Dataset excerpt
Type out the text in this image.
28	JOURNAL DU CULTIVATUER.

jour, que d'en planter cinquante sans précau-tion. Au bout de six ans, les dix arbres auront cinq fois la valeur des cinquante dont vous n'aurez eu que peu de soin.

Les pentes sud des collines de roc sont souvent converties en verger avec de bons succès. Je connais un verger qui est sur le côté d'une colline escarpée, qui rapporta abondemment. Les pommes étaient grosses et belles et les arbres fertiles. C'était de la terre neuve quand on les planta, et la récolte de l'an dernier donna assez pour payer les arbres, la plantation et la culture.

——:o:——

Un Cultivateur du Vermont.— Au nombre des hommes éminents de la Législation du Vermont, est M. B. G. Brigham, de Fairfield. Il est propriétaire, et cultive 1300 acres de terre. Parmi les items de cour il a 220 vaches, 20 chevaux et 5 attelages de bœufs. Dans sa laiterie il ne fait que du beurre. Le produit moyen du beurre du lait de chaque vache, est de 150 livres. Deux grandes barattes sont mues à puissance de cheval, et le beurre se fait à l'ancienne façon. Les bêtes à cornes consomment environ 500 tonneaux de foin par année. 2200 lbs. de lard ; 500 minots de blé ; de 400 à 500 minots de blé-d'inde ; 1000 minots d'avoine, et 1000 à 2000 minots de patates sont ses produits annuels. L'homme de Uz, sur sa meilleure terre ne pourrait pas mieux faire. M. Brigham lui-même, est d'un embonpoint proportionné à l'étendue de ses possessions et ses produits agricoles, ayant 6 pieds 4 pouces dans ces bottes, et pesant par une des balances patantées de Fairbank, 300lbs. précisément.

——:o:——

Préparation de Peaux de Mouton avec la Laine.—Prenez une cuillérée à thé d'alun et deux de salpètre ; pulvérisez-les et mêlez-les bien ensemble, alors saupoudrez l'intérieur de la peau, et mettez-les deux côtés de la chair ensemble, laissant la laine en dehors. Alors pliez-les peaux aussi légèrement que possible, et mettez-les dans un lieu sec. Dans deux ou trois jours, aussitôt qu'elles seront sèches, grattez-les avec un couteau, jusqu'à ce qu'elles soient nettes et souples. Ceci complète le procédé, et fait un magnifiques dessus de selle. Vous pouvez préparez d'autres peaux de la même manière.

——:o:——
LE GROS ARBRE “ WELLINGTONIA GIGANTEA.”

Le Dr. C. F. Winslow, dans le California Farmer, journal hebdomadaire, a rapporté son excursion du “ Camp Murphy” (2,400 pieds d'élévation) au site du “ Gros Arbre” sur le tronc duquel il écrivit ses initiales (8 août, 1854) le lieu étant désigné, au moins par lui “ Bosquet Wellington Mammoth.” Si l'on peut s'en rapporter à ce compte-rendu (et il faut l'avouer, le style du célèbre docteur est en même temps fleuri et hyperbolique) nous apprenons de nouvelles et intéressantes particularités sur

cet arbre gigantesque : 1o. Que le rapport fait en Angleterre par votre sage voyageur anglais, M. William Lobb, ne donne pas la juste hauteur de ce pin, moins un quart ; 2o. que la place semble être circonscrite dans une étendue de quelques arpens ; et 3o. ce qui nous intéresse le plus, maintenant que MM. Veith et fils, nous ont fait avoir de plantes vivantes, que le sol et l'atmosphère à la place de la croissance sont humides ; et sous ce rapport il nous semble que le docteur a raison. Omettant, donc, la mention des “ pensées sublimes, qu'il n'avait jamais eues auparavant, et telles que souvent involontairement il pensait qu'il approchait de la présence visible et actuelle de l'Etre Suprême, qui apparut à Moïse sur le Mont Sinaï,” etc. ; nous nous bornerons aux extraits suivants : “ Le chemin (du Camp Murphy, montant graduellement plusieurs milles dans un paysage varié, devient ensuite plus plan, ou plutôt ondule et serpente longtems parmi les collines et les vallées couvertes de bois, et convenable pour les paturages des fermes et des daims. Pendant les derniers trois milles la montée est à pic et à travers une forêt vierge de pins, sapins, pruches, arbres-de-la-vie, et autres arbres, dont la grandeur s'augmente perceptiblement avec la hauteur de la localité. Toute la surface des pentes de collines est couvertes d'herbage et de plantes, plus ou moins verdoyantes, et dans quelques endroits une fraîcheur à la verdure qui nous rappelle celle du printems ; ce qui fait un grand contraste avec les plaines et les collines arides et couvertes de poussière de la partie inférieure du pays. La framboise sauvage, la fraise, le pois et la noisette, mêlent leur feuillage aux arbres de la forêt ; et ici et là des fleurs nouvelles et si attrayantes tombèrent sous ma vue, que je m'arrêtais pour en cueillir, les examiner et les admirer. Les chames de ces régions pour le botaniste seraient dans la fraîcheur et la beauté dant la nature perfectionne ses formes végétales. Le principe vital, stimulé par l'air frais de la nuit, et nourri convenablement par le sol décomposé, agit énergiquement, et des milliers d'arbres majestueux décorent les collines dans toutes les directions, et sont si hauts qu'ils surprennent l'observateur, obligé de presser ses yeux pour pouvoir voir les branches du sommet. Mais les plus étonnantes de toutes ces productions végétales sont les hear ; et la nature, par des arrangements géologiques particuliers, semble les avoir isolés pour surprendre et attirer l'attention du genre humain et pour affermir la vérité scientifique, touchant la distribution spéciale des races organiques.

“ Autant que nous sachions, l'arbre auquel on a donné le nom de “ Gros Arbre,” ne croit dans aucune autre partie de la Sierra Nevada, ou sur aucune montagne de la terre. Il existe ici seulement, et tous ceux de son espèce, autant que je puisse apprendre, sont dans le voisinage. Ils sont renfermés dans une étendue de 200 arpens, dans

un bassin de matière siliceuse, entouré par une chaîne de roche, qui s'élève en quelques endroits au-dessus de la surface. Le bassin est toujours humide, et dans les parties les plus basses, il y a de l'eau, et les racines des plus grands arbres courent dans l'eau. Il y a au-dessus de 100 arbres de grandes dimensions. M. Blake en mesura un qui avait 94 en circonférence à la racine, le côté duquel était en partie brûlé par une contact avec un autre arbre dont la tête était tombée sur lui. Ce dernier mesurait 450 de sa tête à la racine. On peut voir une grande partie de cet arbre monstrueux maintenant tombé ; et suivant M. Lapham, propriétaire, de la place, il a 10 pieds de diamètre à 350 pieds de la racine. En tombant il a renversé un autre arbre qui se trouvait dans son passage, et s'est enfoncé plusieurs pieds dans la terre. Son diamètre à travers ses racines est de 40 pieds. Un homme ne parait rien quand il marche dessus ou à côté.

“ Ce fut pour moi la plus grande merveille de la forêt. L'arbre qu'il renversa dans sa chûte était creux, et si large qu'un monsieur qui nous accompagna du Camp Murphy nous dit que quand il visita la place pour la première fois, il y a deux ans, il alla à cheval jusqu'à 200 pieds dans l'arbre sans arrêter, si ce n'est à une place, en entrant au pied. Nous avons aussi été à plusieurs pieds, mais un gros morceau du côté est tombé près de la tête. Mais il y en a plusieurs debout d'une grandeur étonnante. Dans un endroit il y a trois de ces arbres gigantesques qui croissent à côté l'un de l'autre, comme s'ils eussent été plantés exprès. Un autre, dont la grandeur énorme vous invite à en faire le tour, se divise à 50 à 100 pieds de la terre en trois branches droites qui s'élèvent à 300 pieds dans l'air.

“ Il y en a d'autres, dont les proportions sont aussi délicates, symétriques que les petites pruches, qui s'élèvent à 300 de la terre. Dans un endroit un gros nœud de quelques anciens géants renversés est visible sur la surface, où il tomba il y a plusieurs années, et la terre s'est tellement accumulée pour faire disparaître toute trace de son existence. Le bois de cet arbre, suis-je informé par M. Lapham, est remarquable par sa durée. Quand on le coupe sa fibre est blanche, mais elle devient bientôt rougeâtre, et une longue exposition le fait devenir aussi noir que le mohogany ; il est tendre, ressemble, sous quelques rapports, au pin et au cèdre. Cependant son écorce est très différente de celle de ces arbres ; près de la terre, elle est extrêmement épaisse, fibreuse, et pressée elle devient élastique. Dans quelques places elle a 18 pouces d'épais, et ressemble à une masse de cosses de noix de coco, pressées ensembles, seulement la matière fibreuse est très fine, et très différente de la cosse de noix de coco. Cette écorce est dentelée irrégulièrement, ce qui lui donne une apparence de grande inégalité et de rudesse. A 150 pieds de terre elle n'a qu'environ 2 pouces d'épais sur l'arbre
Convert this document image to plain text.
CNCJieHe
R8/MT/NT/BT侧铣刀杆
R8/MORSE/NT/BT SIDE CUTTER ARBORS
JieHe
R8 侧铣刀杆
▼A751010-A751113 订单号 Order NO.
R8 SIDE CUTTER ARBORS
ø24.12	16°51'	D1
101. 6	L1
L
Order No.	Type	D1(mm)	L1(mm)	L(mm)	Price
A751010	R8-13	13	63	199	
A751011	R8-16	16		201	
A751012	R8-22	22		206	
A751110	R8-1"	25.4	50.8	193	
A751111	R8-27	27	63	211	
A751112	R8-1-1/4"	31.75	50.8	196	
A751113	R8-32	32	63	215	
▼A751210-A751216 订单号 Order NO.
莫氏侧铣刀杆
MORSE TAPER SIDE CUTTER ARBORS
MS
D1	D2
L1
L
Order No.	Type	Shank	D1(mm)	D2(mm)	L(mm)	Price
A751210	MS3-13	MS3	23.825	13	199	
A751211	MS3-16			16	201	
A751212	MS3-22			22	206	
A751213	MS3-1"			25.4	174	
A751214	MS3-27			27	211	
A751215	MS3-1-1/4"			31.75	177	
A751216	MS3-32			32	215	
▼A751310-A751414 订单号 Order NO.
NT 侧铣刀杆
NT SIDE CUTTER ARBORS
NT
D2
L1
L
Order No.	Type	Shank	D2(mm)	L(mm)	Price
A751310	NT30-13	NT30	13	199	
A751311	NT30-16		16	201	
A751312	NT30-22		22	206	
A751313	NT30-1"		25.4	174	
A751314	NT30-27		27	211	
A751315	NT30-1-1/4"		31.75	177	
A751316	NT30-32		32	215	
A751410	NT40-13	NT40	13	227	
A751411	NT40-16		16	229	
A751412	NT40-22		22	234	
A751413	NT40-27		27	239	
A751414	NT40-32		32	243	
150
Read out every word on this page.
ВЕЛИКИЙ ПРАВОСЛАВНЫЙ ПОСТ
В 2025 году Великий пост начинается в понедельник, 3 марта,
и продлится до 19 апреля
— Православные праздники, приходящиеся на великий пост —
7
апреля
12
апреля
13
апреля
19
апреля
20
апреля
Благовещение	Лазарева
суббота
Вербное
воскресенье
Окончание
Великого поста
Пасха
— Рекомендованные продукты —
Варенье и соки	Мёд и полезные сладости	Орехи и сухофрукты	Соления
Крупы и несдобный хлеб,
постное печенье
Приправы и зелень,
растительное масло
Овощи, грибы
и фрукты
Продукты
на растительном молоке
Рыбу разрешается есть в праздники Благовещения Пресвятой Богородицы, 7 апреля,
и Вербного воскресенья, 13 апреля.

Work to be completed: In the listing above, find the line with "Read out every word on this page." and set down that line and all after it exactly, through the final line.

Complete response:
Read out every word on this page.
ВЕЛИКИЙ ПРАВОСЛАВНЫЙ ПОСТ
В 2025 году Великий пост начинается в понедельник, 3 марта,
и продлится до 19 апреля
— Православные праздники, приходящиеся на великий пост —
7
апреля
12
апреля
13
апреля
19
апреля
20
апреля
Благовещение	Лазарева
суббота
Вербное
воскресенье
Окончание
Великого поста
Пасха
— Рекомендованные продукты —
Варенье и соки	Мёд и полезные сладости	Орехи и сухофрукты	Соления
Крупы и несдобный хлеб,
постное печенье
Приправы и зелень,
растительное масло
Овощи, грибы
и фрукты
Продукты
на растительном молоке
Рыбу разрешается есть в праздники Благовещения Пресвятой Богородицы, 7 апреля,
и Вербного воскресенья, 13 апреля.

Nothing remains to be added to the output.